### What is needed
Look through the listing and locate every line containing the word "title"; copy those lines.

──────── Provided records ────────

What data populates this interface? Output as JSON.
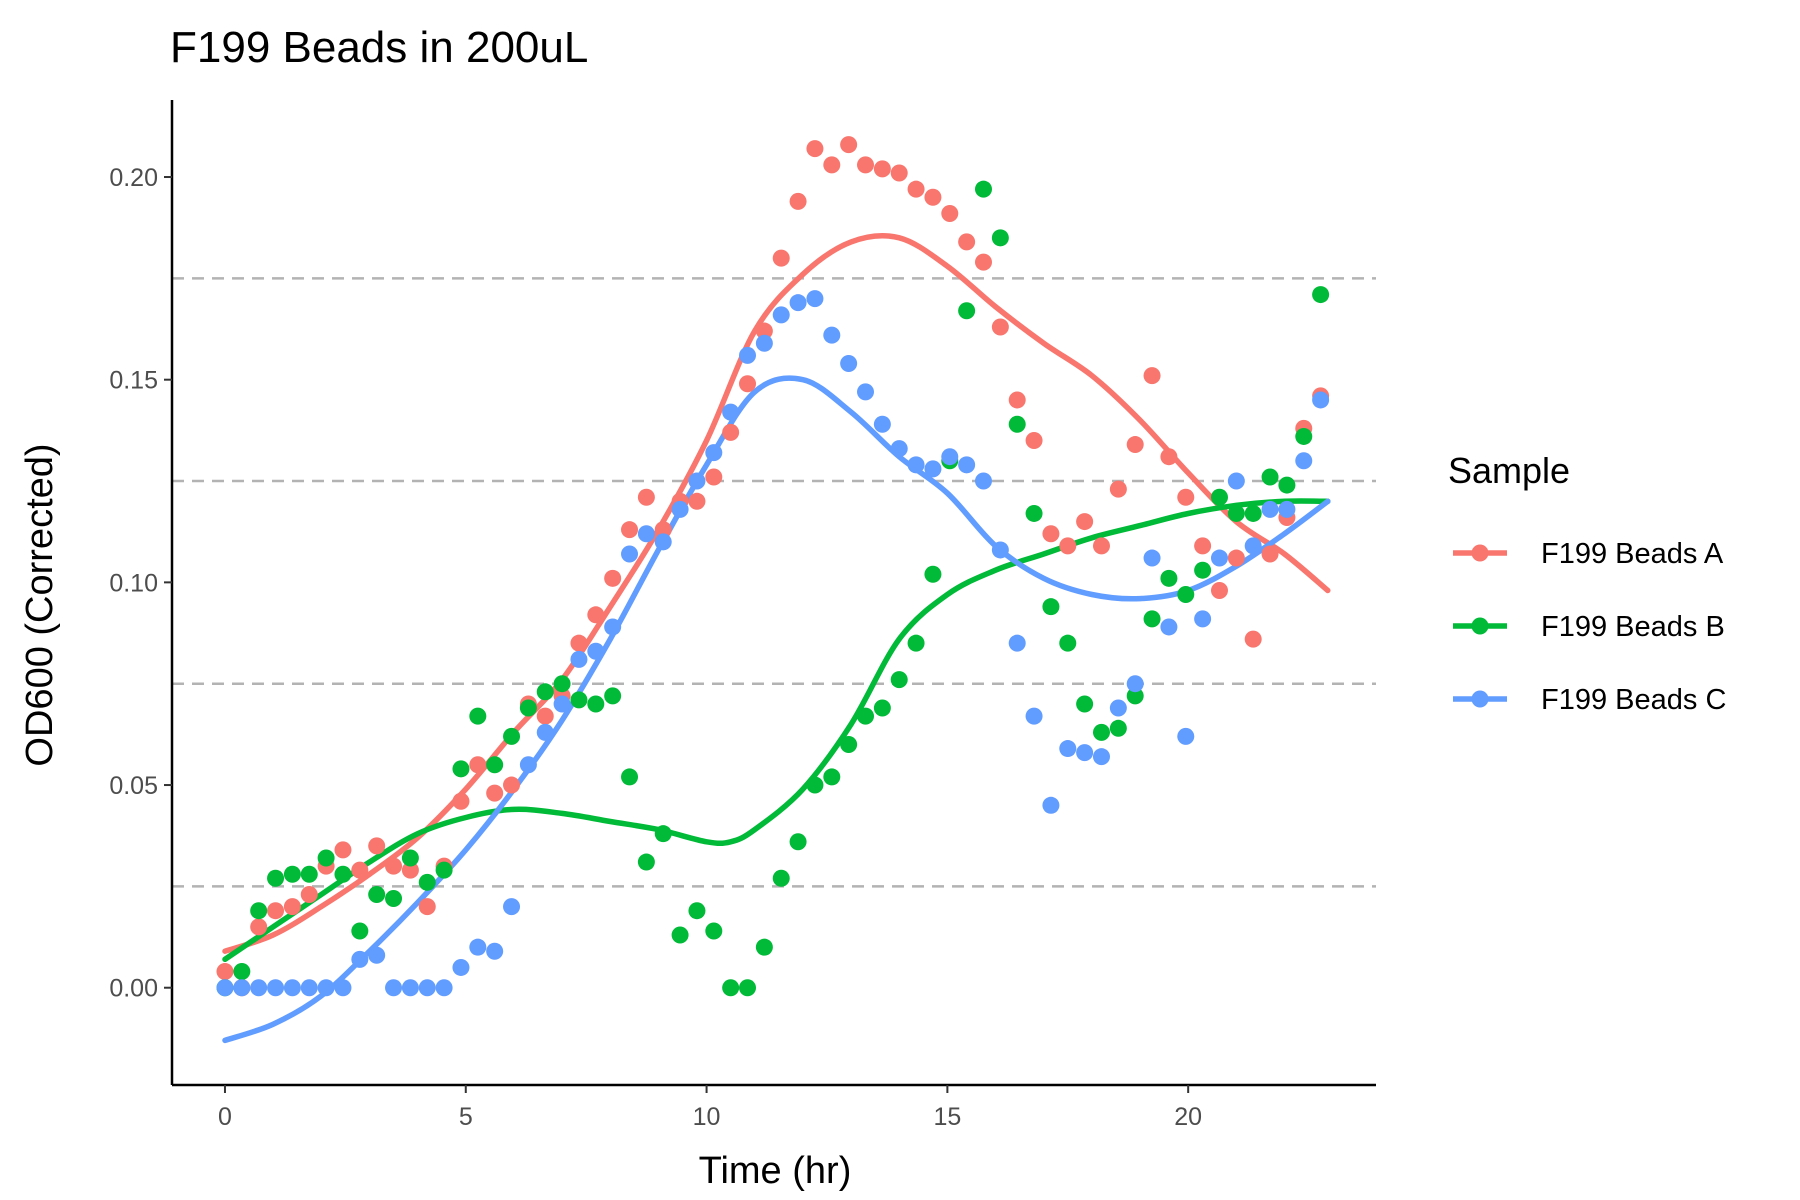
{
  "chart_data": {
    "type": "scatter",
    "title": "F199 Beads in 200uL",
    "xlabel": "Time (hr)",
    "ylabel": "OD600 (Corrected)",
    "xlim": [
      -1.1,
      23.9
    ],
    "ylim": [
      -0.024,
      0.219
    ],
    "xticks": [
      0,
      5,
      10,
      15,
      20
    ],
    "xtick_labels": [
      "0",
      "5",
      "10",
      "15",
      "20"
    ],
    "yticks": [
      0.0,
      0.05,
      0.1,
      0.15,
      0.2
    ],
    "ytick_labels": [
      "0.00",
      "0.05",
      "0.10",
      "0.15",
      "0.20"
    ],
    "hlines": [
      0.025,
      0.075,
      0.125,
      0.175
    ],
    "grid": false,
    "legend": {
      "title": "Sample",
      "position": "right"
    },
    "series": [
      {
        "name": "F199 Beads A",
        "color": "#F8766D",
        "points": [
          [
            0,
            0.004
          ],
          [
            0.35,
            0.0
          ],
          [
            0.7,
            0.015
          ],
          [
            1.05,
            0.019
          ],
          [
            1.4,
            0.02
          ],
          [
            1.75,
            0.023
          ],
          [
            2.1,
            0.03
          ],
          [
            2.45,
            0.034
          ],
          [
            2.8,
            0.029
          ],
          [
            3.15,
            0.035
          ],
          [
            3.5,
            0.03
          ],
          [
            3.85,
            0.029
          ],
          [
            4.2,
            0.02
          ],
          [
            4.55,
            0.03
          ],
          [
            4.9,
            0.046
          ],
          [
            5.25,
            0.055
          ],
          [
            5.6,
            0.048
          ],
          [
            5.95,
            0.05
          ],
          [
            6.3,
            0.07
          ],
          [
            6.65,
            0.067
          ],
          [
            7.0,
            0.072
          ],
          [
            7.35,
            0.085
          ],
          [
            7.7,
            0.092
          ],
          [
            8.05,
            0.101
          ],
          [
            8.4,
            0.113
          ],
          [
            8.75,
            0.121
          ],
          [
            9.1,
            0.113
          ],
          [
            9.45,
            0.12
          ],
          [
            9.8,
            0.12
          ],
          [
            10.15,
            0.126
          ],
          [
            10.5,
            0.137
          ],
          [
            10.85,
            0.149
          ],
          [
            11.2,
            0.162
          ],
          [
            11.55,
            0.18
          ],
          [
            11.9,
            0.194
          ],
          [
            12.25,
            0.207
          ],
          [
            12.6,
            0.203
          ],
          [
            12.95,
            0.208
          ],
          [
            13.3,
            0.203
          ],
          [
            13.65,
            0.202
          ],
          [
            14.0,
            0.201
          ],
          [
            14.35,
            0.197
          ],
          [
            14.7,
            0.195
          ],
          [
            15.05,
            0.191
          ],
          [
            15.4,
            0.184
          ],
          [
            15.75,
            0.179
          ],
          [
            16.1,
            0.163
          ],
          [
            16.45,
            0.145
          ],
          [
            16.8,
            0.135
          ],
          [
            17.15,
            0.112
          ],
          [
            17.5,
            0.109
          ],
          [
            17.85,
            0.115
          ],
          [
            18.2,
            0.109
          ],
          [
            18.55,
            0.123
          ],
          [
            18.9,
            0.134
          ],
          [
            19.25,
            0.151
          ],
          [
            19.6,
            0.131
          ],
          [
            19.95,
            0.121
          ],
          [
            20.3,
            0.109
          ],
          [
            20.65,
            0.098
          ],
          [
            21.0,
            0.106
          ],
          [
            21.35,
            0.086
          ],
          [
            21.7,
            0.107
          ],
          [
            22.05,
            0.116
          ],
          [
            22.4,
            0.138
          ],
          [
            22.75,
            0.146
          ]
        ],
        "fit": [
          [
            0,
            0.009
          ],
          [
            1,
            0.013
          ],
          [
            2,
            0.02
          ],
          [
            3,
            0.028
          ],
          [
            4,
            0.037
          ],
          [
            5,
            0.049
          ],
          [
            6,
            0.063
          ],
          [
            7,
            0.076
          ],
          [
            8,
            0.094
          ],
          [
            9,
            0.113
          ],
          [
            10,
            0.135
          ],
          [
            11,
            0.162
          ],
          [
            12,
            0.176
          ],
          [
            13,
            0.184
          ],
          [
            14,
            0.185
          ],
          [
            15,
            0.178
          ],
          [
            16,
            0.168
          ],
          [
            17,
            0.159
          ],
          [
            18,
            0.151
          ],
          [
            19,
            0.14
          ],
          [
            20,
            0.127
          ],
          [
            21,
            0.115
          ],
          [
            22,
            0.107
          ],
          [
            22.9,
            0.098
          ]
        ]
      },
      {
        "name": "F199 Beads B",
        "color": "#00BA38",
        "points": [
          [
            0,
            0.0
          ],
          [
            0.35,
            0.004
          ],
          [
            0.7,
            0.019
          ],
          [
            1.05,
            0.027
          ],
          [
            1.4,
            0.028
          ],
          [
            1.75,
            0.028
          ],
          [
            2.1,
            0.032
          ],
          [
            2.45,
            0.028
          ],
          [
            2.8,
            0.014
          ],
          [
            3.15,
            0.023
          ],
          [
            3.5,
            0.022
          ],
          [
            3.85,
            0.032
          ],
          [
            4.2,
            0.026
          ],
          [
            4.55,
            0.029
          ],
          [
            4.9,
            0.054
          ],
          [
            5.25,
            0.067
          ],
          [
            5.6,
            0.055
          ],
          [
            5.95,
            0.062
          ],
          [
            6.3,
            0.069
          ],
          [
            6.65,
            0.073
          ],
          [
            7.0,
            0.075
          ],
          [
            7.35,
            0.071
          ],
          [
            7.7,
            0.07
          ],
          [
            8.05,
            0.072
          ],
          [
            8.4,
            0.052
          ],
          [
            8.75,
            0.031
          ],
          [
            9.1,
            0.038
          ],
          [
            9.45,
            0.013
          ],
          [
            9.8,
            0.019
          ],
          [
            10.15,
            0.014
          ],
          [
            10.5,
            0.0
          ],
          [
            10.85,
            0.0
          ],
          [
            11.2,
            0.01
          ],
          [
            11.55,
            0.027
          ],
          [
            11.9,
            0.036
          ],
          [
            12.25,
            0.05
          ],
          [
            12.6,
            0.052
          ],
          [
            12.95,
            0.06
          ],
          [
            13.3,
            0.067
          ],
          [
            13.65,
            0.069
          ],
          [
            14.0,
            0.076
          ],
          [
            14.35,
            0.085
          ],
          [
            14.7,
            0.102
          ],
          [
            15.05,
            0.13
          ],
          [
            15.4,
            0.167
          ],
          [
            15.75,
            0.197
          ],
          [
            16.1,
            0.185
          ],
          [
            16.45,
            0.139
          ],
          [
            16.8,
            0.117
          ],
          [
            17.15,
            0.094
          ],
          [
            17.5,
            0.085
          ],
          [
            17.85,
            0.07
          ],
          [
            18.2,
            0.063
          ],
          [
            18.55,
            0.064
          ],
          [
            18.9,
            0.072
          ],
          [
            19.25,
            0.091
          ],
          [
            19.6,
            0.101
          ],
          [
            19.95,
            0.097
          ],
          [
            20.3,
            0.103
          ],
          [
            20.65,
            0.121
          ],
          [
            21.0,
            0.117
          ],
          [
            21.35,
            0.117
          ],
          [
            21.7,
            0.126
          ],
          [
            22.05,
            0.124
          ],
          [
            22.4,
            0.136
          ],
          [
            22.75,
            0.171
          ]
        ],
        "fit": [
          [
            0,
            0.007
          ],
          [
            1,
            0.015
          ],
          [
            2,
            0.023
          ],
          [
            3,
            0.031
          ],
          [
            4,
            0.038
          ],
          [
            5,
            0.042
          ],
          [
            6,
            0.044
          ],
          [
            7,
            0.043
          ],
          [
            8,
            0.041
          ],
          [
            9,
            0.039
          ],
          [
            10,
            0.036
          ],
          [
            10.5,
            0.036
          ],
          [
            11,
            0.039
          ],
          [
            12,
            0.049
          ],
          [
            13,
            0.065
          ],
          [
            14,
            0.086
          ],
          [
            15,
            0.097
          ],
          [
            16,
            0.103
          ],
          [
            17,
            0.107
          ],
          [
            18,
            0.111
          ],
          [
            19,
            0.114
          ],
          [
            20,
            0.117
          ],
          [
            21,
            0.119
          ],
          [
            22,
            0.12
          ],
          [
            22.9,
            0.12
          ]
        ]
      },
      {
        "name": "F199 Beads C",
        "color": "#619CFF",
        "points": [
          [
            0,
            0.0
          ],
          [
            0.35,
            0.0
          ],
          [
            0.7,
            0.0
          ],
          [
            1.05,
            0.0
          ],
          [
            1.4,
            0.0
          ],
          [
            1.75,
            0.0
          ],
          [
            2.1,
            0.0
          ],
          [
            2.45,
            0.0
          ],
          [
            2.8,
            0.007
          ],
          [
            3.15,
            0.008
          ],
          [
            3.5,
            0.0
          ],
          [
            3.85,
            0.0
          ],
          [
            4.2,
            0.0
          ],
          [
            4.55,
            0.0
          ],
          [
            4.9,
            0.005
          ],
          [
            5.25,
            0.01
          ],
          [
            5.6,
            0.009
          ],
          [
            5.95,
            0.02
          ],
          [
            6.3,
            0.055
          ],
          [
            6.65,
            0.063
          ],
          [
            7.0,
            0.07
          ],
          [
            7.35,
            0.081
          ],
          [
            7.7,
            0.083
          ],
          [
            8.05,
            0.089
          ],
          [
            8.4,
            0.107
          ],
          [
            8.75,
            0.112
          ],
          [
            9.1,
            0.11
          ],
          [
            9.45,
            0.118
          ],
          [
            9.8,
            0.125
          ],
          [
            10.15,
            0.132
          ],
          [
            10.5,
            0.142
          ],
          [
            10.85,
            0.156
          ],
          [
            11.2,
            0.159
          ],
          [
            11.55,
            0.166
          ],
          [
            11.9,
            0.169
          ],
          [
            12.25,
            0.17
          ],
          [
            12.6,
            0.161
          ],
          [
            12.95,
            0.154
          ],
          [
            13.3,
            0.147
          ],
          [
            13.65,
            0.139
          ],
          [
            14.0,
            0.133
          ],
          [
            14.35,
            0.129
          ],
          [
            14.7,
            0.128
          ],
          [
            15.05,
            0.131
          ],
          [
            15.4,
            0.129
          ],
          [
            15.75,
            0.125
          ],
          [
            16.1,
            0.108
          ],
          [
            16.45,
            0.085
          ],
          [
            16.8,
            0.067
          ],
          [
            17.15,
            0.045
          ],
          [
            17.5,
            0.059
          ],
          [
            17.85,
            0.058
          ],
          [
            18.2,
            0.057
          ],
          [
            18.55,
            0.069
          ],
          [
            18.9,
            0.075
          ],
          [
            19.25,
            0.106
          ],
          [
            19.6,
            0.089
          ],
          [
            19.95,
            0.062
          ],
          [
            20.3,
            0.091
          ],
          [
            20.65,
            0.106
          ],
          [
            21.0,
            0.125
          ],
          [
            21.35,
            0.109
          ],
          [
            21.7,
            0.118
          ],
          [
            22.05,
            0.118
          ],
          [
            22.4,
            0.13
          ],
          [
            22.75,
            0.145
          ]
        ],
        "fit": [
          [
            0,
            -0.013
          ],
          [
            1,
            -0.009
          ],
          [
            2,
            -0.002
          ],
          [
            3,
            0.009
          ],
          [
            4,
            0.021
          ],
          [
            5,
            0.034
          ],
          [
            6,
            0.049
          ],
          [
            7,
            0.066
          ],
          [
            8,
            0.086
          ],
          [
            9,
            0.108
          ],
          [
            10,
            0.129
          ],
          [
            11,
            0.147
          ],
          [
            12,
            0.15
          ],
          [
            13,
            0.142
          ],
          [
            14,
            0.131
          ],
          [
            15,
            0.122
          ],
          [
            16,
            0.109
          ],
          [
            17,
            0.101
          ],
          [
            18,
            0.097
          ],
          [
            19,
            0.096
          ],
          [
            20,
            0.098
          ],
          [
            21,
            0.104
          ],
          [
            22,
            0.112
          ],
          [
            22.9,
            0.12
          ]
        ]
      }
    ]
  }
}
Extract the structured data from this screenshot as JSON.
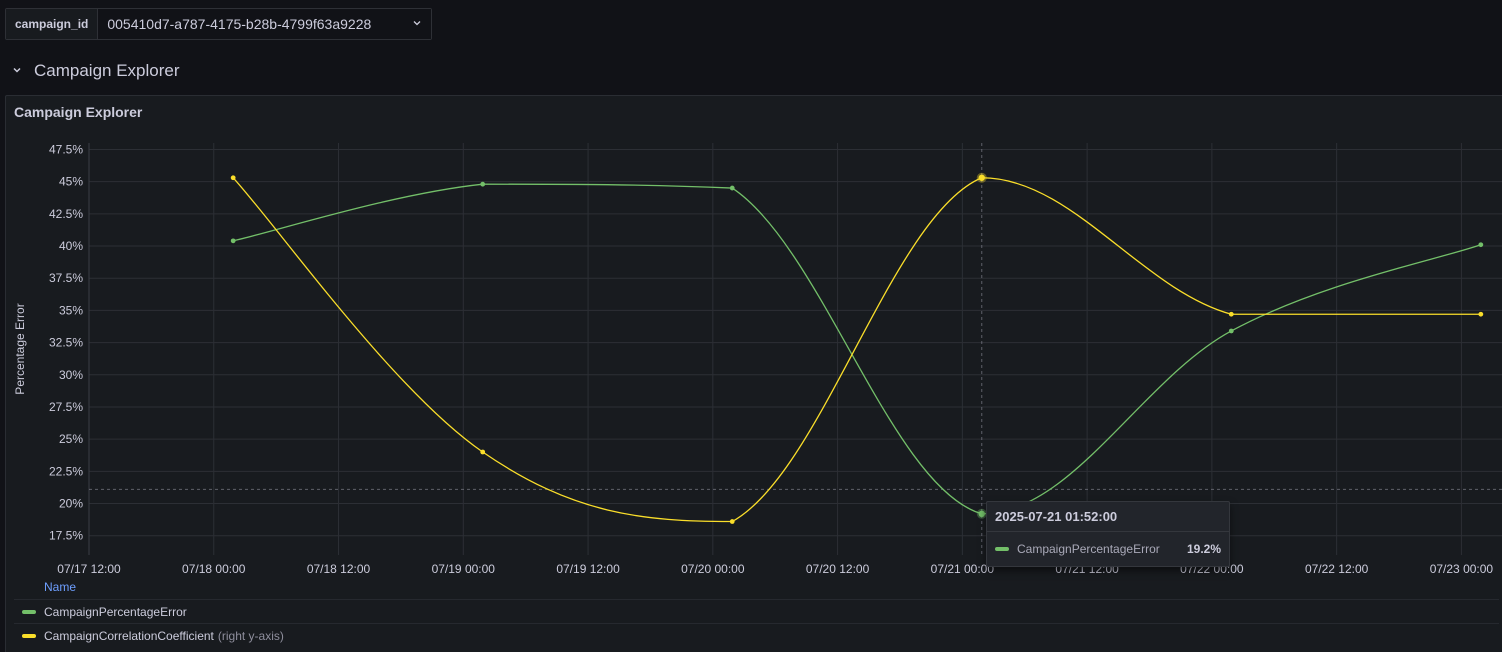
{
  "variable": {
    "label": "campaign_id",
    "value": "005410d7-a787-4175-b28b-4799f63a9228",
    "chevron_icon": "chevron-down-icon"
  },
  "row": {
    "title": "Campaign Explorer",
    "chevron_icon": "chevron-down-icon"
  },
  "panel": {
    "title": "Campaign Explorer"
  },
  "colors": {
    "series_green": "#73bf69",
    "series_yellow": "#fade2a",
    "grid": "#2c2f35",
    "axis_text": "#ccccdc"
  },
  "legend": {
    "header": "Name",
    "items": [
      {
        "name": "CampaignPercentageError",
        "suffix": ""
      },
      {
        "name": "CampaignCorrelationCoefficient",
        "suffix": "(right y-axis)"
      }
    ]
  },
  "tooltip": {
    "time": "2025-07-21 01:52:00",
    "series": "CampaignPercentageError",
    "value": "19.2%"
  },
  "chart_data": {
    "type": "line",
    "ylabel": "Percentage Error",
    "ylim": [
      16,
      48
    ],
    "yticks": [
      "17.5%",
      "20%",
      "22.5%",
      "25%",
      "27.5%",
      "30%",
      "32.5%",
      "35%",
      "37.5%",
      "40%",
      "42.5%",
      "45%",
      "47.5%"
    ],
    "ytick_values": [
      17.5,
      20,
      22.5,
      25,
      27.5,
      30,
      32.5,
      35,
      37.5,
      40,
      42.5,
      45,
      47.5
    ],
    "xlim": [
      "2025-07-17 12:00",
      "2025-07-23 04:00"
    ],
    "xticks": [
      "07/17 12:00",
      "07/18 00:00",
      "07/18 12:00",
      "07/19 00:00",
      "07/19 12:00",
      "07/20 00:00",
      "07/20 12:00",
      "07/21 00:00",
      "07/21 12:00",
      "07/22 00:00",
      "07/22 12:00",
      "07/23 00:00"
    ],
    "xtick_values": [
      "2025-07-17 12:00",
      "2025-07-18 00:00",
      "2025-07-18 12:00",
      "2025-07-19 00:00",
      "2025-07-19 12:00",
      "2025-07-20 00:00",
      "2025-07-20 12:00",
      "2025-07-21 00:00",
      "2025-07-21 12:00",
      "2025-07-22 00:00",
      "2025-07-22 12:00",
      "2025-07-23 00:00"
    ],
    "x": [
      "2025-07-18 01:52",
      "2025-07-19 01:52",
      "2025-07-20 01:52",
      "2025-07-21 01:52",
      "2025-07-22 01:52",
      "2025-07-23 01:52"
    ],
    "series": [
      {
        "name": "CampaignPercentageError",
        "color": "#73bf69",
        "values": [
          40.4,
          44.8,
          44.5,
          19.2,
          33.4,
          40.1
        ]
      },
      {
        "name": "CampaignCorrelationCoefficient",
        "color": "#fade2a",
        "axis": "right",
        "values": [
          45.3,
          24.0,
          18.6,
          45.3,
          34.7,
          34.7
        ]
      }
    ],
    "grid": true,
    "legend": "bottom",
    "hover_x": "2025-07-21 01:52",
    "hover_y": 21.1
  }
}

────────

### Full solution
    "title": "F199 Beads in 200uL",
      "title": "Sample",
    "title": "Campaign Explorer",
    "title": "Campaign Explorer"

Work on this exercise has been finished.